Task objective
Look through the listing and locate every line containing the word "higher"; copy those lines.

Material shown
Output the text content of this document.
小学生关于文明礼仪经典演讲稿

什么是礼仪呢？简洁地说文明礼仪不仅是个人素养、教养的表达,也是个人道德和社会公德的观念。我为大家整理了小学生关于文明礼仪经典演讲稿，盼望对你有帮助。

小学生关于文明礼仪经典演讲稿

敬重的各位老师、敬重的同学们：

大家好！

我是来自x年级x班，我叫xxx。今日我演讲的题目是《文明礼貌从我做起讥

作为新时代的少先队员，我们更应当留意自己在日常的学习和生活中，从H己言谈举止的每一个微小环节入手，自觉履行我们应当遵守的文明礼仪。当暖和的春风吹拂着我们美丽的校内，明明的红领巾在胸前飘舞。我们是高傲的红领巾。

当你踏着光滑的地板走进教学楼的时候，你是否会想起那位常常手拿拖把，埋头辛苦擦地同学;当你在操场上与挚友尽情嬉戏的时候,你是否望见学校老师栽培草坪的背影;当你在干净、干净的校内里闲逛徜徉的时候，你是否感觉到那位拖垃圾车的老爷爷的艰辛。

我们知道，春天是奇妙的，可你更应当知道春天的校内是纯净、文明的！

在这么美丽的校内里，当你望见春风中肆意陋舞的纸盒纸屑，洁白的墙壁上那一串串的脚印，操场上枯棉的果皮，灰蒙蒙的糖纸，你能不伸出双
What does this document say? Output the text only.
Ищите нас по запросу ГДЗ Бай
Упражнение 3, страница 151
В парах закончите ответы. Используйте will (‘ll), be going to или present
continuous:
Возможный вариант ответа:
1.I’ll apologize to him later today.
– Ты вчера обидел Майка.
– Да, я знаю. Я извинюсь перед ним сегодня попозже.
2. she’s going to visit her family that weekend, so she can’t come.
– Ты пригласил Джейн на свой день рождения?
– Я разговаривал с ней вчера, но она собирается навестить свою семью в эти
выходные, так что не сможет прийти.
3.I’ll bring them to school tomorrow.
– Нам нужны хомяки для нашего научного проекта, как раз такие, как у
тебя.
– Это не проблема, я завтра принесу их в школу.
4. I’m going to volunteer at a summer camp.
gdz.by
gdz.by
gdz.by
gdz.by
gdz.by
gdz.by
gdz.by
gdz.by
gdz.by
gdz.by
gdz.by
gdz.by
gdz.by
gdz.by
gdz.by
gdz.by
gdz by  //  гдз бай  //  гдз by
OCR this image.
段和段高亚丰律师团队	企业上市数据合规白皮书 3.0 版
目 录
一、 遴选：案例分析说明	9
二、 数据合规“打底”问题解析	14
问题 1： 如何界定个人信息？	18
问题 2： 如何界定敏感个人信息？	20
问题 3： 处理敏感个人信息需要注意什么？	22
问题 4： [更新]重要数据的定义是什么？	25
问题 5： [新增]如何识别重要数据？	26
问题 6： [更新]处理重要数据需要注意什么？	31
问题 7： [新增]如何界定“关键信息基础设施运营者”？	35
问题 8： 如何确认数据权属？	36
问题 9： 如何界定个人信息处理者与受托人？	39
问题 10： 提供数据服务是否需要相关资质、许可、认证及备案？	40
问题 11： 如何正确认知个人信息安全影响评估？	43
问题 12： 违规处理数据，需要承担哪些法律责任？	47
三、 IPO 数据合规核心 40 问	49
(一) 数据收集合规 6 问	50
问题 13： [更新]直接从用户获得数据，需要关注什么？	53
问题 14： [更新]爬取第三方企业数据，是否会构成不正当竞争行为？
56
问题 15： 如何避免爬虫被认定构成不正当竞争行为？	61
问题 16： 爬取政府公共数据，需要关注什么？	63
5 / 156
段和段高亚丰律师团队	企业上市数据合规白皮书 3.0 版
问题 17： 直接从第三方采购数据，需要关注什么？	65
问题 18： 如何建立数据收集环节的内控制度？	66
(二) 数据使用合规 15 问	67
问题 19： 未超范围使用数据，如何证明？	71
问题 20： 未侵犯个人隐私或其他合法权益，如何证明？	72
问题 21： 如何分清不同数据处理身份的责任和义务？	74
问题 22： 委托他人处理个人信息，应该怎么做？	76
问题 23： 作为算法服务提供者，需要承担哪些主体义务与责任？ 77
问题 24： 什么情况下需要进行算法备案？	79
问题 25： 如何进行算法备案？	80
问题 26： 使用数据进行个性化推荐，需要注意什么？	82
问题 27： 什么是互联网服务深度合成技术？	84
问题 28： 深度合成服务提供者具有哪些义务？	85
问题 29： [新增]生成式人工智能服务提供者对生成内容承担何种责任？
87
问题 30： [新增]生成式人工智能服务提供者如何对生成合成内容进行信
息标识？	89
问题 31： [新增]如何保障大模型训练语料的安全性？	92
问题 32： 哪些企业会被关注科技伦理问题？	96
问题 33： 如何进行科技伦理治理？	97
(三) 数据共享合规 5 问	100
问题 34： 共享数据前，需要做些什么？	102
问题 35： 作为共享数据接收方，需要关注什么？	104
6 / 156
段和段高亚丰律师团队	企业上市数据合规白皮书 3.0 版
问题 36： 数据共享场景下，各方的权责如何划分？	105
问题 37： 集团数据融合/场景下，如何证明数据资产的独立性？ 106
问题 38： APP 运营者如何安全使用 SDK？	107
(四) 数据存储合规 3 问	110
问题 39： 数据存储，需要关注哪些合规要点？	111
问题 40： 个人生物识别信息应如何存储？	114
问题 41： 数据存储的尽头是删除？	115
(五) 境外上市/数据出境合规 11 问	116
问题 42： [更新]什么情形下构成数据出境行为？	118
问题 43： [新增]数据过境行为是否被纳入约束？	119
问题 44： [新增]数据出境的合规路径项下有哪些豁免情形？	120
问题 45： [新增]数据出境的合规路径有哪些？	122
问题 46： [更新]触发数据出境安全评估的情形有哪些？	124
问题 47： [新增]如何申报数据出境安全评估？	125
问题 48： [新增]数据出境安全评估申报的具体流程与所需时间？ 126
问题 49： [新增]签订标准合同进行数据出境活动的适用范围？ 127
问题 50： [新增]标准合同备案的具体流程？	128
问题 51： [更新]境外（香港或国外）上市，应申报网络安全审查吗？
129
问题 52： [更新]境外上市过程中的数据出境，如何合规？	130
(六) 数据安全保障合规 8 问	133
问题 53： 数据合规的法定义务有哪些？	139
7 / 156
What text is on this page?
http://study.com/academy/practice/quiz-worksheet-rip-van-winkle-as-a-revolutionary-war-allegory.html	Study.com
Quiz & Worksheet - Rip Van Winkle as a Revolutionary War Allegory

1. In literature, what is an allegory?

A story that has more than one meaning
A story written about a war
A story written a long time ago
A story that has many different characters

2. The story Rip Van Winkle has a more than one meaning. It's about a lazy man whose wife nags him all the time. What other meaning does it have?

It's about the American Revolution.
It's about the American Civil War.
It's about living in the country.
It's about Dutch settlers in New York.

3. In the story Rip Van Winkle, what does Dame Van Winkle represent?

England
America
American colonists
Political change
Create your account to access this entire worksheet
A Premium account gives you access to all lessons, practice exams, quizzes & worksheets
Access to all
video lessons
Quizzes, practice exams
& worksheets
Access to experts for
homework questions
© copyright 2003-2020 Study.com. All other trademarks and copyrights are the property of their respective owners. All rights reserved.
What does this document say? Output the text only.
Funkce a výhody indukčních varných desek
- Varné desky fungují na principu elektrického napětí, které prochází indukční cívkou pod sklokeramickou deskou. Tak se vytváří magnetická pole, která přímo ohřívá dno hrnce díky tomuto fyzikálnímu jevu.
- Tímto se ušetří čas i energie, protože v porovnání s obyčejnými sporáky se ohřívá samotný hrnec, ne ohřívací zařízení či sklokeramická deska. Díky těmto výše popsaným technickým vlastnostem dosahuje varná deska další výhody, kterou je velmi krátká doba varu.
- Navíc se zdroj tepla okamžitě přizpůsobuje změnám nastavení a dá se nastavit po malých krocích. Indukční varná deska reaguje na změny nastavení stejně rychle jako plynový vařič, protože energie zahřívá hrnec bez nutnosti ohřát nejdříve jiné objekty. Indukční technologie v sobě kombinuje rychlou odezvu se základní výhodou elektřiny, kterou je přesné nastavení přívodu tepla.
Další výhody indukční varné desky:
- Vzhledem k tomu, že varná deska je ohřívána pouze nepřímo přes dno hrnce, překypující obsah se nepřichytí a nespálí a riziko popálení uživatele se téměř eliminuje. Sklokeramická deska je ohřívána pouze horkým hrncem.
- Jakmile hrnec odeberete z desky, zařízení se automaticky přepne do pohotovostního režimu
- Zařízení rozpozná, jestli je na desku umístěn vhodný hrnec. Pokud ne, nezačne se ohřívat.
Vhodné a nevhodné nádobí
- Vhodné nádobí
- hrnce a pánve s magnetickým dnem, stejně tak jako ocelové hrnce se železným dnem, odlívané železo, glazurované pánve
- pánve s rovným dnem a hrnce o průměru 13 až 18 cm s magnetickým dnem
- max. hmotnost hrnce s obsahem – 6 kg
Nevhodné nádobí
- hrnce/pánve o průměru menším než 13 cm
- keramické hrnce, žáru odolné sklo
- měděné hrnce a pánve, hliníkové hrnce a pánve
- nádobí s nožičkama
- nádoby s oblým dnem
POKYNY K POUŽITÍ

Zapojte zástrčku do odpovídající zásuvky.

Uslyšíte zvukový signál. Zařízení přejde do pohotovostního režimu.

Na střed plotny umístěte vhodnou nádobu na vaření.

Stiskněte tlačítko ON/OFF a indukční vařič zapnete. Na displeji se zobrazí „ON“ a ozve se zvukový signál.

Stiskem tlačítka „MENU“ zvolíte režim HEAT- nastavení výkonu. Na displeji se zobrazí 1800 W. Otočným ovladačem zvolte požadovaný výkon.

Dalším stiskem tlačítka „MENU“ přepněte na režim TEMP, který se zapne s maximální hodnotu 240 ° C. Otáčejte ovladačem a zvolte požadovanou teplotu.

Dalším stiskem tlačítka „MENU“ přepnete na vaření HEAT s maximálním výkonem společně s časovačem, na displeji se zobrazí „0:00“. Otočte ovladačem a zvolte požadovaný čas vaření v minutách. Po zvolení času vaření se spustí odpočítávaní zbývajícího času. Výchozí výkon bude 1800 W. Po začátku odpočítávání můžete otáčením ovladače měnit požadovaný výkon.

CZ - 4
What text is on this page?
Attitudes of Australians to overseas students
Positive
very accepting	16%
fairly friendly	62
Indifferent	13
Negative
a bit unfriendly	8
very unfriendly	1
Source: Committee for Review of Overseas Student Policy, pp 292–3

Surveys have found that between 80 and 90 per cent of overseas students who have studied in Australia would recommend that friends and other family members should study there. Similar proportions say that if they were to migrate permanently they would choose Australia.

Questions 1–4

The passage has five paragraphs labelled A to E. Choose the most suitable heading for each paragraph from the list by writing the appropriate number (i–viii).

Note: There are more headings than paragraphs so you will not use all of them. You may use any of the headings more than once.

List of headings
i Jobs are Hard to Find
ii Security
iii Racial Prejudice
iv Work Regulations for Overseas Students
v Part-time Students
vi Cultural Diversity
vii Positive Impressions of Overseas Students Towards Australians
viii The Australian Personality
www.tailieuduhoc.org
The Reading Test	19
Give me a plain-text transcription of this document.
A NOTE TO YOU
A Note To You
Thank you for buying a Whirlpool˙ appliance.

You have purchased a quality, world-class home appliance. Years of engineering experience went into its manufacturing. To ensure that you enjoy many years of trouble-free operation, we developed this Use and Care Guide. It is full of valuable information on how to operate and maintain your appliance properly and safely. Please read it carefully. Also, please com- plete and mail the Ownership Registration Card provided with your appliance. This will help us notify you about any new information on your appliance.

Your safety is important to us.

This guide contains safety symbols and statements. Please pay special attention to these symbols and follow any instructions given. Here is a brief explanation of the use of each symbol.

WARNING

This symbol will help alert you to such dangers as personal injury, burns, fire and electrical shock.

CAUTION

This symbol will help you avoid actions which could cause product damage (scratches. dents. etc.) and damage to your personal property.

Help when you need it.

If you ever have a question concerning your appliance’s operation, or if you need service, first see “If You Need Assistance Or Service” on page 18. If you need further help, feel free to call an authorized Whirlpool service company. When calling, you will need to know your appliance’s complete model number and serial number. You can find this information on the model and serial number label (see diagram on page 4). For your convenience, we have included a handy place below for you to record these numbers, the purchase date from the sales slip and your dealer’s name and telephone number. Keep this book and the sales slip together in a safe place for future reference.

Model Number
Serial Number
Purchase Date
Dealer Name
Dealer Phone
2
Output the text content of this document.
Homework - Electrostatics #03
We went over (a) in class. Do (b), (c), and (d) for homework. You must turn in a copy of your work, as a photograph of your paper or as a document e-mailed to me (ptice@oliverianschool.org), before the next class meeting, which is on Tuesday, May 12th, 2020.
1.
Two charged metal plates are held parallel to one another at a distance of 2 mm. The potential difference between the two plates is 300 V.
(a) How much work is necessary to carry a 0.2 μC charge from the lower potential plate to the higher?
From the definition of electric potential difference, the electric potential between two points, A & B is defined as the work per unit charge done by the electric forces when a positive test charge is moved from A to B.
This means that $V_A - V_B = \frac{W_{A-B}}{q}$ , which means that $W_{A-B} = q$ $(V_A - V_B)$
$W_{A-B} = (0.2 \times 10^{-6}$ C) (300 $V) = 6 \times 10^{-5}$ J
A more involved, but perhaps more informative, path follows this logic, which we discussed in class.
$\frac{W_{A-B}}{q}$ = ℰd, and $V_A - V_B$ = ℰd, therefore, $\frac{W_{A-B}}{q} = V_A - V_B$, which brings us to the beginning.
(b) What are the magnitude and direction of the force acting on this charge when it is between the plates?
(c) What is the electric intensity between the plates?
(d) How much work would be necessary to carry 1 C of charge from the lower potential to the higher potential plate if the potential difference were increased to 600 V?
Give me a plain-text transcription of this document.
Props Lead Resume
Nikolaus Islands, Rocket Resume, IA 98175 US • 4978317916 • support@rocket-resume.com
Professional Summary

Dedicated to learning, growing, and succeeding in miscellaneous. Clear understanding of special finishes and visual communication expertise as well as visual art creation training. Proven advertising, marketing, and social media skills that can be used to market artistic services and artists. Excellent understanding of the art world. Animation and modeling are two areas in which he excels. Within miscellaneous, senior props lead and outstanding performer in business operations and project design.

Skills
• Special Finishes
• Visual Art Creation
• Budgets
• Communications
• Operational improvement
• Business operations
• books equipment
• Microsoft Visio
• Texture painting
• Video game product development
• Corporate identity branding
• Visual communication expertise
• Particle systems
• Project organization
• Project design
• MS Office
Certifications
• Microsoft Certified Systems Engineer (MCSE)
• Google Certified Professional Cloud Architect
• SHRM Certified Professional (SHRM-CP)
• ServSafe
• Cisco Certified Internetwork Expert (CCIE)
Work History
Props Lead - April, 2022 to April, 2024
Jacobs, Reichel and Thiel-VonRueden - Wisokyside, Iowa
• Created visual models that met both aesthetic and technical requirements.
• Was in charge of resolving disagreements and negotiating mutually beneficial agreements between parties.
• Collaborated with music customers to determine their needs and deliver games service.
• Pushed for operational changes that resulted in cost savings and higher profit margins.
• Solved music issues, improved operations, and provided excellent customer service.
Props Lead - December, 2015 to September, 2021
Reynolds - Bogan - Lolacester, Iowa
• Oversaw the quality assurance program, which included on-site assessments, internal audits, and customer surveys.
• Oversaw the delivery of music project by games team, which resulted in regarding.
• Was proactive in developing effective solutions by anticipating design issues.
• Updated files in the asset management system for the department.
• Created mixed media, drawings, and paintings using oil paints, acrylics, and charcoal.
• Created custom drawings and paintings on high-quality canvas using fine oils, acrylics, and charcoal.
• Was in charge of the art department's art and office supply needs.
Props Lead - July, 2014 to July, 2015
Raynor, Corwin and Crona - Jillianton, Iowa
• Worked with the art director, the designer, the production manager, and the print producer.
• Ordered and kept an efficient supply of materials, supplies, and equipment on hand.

Solution for this task
(a) How much work is necessary to carry a 0.2 μC charge from the lower potential plate to the higher?
(d) How much work would be necessary to carry 1 C of charge from the lower potential to the higher potential plate if the potential difference were increased to 600 V?
• Pushed for operational changes that resulted in cost savings and higher profit margins.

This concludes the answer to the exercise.